>> start

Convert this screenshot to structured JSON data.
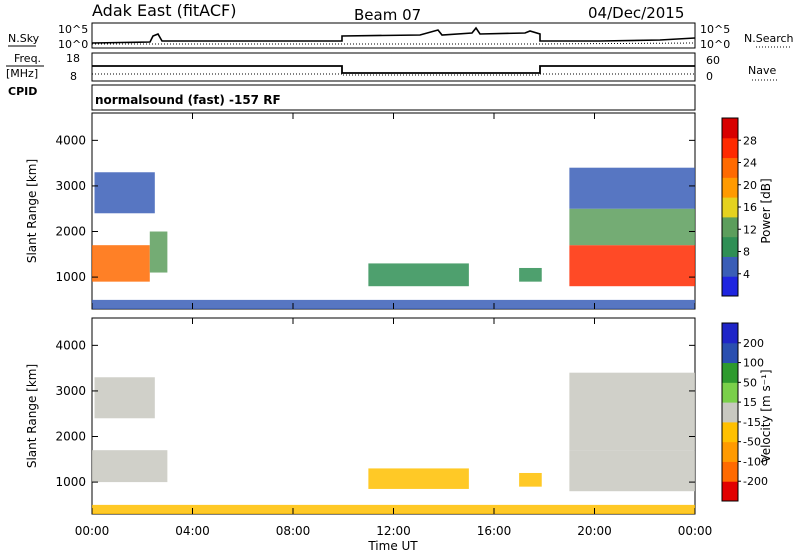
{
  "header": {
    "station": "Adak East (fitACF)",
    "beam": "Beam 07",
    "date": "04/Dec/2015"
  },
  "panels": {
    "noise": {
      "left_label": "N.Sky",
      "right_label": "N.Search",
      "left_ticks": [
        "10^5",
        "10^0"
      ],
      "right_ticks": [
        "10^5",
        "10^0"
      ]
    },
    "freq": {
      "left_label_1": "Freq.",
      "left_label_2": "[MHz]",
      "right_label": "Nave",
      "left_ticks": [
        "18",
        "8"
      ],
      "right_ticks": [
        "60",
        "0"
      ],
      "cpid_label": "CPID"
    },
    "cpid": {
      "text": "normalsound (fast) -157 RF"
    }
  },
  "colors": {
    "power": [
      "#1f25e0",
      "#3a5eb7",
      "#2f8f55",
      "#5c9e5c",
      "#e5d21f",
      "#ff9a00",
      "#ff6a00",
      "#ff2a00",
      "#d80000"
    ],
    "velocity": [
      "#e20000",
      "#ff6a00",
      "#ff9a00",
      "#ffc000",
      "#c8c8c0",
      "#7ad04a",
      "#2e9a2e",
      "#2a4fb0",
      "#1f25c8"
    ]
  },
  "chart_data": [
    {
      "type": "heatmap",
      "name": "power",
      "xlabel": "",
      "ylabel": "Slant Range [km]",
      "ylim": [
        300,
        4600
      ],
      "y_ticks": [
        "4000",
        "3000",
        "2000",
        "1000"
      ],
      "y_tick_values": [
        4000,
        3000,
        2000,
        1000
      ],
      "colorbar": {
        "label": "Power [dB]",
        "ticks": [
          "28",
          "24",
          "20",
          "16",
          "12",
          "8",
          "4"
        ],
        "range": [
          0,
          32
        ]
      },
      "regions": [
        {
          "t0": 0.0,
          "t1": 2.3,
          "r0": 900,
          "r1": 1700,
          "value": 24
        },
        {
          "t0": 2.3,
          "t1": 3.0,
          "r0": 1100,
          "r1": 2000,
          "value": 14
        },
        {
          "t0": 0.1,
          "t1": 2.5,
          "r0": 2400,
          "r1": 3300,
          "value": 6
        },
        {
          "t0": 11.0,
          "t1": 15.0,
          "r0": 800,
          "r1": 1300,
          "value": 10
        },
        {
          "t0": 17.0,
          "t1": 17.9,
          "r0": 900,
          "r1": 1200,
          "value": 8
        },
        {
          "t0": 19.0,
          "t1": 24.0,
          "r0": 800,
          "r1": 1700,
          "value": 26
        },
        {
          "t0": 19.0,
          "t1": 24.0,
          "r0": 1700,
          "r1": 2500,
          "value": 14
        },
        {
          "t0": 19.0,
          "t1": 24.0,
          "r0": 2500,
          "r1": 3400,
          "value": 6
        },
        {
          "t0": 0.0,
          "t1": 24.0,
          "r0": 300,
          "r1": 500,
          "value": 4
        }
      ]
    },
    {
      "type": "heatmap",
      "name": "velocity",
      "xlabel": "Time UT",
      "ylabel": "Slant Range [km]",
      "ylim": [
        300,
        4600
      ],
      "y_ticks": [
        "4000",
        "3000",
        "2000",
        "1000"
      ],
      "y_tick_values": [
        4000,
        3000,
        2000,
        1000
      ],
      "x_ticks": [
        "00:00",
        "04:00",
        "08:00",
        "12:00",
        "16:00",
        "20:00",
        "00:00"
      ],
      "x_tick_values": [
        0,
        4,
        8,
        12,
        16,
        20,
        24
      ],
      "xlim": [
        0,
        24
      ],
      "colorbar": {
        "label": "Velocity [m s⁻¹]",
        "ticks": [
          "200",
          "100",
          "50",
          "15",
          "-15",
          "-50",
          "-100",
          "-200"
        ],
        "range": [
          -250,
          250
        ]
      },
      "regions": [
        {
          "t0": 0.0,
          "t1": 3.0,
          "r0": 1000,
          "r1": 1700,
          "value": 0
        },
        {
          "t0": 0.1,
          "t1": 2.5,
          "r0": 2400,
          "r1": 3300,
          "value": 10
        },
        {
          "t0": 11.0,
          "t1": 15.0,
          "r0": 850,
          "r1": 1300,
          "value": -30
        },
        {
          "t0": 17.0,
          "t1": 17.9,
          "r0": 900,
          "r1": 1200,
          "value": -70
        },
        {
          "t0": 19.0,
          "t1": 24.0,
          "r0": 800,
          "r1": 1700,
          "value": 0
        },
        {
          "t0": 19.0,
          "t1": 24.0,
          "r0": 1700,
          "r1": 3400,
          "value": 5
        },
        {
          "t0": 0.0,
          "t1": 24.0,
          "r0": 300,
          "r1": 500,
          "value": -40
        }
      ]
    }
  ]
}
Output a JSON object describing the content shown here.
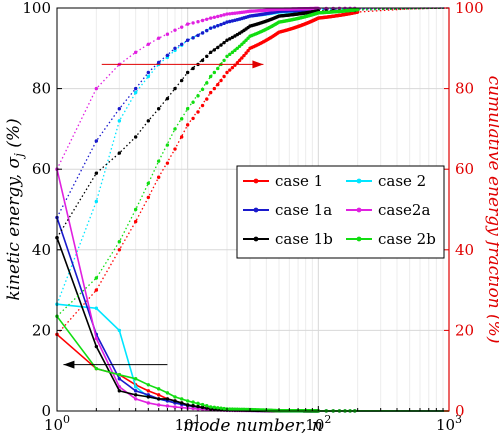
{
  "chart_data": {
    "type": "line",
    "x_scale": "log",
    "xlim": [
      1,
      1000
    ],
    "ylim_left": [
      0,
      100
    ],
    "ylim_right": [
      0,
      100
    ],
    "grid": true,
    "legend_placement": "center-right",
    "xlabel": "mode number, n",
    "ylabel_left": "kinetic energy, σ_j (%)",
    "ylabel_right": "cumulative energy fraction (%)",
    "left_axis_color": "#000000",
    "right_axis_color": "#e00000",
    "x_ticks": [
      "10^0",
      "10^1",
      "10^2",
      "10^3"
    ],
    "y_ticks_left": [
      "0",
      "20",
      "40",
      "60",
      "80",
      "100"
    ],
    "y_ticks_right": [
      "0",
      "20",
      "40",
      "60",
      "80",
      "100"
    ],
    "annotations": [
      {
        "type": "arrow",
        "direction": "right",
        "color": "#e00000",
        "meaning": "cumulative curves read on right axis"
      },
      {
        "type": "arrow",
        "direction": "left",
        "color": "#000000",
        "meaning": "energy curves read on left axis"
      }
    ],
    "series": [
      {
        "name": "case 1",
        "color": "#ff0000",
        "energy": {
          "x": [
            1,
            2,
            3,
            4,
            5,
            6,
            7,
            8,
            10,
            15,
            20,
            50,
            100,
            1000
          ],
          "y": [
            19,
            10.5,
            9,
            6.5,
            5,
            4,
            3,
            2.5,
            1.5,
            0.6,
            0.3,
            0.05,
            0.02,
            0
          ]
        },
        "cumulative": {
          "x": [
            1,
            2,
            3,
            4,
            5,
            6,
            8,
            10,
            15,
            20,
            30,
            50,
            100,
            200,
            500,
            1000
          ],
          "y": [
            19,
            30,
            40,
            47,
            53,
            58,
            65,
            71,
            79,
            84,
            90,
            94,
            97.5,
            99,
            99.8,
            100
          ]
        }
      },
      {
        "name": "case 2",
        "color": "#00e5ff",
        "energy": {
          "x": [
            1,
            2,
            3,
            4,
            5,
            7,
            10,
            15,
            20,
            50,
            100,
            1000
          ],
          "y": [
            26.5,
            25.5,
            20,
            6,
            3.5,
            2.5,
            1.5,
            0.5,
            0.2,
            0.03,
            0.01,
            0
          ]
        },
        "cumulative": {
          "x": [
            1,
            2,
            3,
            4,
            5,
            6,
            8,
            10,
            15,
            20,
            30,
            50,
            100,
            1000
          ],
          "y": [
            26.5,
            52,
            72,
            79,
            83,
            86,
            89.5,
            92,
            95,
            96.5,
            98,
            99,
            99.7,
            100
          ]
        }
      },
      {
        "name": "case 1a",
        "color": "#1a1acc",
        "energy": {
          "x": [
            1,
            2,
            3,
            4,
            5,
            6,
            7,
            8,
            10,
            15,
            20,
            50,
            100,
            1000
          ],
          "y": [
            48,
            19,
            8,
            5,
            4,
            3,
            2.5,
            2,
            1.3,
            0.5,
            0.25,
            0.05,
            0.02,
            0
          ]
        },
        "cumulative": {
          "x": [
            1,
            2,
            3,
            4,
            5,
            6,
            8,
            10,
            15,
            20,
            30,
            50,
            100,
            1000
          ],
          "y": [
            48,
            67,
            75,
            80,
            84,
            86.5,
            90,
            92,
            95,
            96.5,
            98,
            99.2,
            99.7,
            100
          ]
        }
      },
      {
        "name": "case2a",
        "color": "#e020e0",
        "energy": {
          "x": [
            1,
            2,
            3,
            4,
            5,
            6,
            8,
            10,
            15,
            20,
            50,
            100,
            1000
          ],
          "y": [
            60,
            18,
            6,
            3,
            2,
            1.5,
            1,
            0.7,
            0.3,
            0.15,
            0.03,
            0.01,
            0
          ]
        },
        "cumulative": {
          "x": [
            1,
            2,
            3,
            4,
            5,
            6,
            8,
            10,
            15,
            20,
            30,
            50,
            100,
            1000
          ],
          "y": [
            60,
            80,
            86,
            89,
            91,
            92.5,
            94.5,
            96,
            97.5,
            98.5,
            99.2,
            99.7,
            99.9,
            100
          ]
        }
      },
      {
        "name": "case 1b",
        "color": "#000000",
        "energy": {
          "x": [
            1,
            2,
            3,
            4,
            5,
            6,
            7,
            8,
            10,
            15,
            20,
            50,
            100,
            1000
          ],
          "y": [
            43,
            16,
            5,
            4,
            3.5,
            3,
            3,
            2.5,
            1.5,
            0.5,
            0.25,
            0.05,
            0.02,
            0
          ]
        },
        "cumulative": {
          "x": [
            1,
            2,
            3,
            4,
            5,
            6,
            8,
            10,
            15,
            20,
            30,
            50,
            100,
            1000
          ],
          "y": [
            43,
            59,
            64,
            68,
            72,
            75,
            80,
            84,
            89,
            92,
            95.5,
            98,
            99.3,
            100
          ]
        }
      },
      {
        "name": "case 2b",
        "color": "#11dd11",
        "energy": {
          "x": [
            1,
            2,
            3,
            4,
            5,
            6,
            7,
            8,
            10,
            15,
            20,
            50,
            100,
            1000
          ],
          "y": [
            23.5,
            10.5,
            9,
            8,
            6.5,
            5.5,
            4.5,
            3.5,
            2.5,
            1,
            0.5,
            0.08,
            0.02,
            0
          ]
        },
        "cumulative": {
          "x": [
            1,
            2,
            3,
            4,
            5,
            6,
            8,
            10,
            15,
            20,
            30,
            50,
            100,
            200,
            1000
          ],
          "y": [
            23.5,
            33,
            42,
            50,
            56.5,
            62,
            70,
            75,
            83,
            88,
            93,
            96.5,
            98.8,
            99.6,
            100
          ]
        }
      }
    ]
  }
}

>> end

Written request: Identify and copy the lines holding the word "curves".

Output below:
        "meaning": "cumulative curves read on right axis"
        "meaning": "energy curves read on left axis"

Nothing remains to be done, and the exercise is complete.